Figure collection entries:
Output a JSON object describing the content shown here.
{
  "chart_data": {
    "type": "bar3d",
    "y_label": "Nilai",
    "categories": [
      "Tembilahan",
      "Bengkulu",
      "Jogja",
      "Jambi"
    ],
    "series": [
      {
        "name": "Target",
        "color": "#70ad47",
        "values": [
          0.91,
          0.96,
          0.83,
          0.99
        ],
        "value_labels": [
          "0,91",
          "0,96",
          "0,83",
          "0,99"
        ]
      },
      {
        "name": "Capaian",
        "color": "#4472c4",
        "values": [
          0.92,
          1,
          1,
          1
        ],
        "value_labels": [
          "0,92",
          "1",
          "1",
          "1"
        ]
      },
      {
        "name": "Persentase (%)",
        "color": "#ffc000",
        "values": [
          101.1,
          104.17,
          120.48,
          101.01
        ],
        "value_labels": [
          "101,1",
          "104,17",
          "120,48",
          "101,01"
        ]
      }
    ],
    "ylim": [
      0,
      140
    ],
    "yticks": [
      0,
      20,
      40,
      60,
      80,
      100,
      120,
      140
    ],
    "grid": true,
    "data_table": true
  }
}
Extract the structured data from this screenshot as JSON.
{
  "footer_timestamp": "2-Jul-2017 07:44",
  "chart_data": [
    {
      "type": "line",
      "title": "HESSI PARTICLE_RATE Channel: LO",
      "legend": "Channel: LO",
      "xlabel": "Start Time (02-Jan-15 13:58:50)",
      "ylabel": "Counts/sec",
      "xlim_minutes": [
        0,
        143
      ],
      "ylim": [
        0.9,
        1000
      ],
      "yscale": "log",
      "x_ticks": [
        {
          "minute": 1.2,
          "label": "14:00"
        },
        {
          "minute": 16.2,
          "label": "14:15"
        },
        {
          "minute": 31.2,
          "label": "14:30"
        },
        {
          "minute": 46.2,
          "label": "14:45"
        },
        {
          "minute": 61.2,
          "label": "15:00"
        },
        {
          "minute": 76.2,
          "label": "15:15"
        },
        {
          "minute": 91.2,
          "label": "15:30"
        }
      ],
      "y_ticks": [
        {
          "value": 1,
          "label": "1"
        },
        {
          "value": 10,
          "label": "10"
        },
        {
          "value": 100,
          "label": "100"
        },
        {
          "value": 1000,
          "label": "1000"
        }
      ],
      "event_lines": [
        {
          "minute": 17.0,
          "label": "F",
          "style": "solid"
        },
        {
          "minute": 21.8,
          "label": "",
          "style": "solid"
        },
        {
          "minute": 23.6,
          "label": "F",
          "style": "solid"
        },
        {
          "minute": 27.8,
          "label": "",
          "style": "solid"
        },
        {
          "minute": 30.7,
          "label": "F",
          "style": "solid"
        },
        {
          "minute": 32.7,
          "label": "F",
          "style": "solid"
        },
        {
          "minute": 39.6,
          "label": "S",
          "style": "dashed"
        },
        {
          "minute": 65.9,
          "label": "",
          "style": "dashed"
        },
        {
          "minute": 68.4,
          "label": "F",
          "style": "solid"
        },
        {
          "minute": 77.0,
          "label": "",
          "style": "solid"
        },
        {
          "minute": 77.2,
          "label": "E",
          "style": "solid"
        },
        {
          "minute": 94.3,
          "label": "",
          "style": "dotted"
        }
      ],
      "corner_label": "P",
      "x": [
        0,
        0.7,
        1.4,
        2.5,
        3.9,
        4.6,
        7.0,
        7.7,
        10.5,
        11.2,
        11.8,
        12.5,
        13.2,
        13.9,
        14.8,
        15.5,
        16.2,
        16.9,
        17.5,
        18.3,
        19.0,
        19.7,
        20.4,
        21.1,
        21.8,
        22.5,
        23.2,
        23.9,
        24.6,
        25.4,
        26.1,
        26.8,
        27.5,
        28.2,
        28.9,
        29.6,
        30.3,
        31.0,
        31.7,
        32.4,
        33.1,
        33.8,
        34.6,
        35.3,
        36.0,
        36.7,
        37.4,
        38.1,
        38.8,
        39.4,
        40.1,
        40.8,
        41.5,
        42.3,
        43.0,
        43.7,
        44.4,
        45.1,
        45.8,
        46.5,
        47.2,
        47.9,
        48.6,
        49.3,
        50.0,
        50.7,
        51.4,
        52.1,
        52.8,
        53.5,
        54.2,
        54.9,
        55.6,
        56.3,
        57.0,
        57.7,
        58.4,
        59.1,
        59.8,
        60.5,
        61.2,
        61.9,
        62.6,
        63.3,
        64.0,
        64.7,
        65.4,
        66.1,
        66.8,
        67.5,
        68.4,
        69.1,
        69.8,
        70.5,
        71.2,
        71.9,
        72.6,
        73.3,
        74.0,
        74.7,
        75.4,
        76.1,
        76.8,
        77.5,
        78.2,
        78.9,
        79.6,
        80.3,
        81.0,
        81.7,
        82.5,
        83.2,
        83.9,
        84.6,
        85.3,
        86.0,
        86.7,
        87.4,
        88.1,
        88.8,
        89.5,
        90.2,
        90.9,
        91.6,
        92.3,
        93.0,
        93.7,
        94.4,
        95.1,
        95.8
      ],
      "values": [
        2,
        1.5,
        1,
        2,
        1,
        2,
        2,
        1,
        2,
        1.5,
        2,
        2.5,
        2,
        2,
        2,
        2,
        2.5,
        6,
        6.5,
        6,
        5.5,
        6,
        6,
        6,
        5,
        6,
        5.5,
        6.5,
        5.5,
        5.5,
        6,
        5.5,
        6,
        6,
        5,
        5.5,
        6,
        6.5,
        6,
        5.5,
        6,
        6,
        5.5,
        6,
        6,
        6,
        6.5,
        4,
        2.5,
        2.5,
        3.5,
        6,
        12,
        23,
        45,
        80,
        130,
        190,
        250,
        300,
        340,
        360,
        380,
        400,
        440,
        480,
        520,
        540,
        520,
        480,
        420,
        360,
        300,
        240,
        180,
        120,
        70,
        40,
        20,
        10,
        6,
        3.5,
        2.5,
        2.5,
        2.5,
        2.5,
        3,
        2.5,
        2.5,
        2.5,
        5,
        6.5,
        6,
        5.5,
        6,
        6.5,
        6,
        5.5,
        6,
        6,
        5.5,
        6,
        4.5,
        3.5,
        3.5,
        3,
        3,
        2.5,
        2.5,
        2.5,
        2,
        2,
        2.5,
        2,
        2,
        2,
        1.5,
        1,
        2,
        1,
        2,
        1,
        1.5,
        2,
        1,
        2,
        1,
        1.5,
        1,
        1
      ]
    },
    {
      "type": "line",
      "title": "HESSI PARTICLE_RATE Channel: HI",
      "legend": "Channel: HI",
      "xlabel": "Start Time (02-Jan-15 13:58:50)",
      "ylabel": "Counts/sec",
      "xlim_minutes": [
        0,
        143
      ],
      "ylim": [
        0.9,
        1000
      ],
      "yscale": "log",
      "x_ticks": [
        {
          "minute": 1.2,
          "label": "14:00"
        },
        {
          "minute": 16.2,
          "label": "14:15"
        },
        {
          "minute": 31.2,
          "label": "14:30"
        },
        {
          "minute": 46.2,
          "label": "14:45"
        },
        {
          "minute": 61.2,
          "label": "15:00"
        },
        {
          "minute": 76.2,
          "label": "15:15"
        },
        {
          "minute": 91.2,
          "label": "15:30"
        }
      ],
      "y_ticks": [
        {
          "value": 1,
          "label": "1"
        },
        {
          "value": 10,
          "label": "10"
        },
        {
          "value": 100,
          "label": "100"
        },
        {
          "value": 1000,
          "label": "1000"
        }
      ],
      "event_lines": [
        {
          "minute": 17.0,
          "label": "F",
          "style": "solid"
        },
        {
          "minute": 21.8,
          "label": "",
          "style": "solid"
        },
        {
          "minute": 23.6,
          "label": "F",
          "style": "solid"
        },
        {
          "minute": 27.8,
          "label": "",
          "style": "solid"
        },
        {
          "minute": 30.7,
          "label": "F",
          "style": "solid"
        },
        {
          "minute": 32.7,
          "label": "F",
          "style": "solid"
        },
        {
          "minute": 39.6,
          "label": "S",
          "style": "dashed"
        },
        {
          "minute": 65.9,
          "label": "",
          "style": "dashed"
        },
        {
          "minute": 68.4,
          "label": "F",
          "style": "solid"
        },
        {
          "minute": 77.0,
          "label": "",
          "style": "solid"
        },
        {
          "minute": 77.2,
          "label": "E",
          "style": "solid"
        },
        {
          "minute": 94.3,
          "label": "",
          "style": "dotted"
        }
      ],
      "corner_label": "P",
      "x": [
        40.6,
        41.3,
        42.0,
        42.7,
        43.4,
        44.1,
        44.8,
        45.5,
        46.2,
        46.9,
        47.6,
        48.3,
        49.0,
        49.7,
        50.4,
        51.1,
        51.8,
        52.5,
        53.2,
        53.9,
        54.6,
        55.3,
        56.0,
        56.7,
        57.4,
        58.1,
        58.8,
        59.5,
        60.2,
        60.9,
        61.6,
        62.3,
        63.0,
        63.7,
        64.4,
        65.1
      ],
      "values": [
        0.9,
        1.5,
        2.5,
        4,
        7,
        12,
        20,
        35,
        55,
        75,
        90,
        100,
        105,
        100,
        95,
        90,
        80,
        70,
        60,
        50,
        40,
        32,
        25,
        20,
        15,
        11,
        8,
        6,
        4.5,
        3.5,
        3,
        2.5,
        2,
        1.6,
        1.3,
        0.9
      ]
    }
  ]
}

*EXERCISE REQUIREMENTS*:
Show every line from the listing above in which the string "color" appears.

*SOLUTION TO THIS TASK*:
        "color": "#70ad47",
        "color": "#4472c4",
        "color": "#ffc000",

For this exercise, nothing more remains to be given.